_Records supplied_
## Start
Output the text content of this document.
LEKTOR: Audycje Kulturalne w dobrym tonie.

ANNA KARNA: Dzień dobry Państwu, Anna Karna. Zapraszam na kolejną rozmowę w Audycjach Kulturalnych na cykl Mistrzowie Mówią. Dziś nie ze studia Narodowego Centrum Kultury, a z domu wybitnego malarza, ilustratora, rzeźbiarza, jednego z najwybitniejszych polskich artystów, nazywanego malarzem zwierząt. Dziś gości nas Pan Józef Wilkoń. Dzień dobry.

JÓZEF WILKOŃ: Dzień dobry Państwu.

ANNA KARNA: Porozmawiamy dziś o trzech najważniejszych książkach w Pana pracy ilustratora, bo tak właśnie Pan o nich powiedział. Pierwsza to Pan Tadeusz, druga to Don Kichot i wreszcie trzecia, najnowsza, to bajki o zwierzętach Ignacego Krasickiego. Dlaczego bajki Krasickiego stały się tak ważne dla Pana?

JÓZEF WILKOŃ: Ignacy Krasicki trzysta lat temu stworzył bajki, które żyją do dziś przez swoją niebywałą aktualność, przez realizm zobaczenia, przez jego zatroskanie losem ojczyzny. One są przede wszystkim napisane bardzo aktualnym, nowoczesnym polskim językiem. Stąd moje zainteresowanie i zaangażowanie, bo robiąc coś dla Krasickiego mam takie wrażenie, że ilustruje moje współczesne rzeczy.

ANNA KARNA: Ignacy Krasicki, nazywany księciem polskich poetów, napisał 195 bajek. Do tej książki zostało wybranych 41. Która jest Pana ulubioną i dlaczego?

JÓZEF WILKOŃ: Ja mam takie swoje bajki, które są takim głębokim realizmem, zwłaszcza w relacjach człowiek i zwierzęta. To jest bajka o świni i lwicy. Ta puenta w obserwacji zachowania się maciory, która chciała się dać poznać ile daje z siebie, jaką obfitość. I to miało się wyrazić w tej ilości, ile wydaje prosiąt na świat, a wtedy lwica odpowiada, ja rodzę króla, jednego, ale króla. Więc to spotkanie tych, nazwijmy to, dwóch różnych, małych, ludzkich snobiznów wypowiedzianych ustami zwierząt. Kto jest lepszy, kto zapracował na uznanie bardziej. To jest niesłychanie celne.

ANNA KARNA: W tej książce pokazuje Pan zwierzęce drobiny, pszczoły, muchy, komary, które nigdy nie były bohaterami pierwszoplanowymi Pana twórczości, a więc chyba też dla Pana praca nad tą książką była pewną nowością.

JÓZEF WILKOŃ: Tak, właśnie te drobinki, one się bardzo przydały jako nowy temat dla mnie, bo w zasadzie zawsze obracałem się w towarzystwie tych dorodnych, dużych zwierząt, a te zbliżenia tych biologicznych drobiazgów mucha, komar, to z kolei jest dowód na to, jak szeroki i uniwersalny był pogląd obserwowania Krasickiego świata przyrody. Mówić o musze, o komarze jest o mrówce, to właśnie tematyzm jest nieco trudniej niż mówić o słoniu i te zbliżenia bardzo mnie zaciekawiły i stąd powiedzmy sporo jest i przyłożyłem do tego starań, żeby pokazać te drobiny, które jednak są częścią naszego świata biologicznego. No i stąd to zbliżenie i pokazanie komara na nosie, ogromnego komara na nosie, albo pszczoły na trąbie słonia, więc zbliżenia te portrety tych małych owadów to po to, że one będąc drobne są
## End
_To be done_
Extract all of the data shown above and repeat it verbatim.

_The reply_
Output the text content of this document.
LEKTOR: Audycje Kulturalne w dobrym tonie.

ANNA KARNA: Dzień dobry Państwu, Anna Karna. Zapraszam na kolejną rozmowę w Audycjach Kulturalnych na cykl Mistrzowie Mówią. Dziś nie ze studia Narodowego Centrum Kultury, a z domu wybitnego malarza, ilustratora, rzeźbiarza, jednego z najwybitniejszych polskich artystów, nazywanego malarzem zwierząt. Dziś gości nas Pan Józef Wilkoń. Dzień dobry.

JÓZEF WILKOŃ: Dzień dobry Państwu.

ANNA KARNA: Porozmawiamy dziś o trzech najważniejszych książkach w Pana pracy ilustratora, bo tak właśnie Pan o nich powiedział. Pierwsza to Pan Tadeusz, druga to Don Kichot i wreszcie trzecia, najnowsza, to bajki o zwierzętach Ignacego Krasickiego. Dlaczego bajki Krasickiego stały się tak ważne dla Pana?

JÓZEF WILKOŃ: Ignacy Krasicki trzysta lat temu stworzył bajki, które żyją do dziś przez swoją niebywałą aktualność, przez realizm zobaczenia, przez jego zatroskanie losem ojczyzny. One są przede wszystkim napisane bardzo aktualnym, nowoczesnym polskim językiem. Stąd moje zainteresowanie i zaangażowanie, bo robiąc coś dla Krasickiego mam takie wrażenie, że ilustruje moje współczesne rzeczy.

ANNA KARNA: Ignacy Krasicki, nazywany księciem polskich poetów, napisał 195 bajek. Do tej książki zostało wybranych 41. Która jest Pana ulubioną i dlaczego?

JÓZEF WILKOŃ: Ja mam takie swoje bajki, które są takim głębokim realizmem, zwłaszcza w relacjach człowiek i zwierzęta. To jest bajka o świni i lwicy. Ta puenta w obserwacji zachowania się maciory, która chciała się dać poznać ile daje z siebie, jaką obfitość. I to miało się wyrazić w tej ilości, ile wydaje prosiąt na świat, a wtedy lwica odpowiada, ja rodzę króla, jednego, ale króla. Więc to spotkanie tych, nazwijmy to, dwóch różnych, małych, ludzkich snobiznów wypowiedzianych ustami zwierząt. Kto jest lepszy, kto zapracował na uznanie bardziej. To jest niesłychanie celne.

ANNA KARNA: W tej książce pokazuje Pan zwierzęce drobiny, pszczoły, muchy, komary, które nigdy nie były bohaterami pierwszoplanowymi Pana twórczości, a więc chyba też dla Pana praca nad tą książką była pewną nowością.

JÓZEF WILKOŃ: Tak, właśnie te drobinki, one się bardzo przydały jako nowy temat dla mnie, bo w zasadzie zawsze obracałem się w towarzystwie tych dorodnych, dużych zwierząt, a te zbliżenia tych biologicznych drobiazgów mucha, komar, to z kolei jest dowód na to, jak szeroki i uniwersalny był pogląd obserwowania Krasickiego świata przyrody. Mówić o musze, o komarze jest o mrówce, to właśnie tematyzm jest nieco trudniej niż mówić o słoniu i te zbliżenia bardzo mnie zaciekawiły i stąd powiedzmy sporo jest i przyłożyłem do tego starań, żeby pokazać te drobiny, które jednak są częścią naszego świata biologicznego. No i stąd to zbliżenie i pokazanie komara na nosie, ogromnego komara na nosie, albo pszczoły na trąbie słonia, więc zbliżenia te portrety tych małych owadów to po to, że one będąc drobne są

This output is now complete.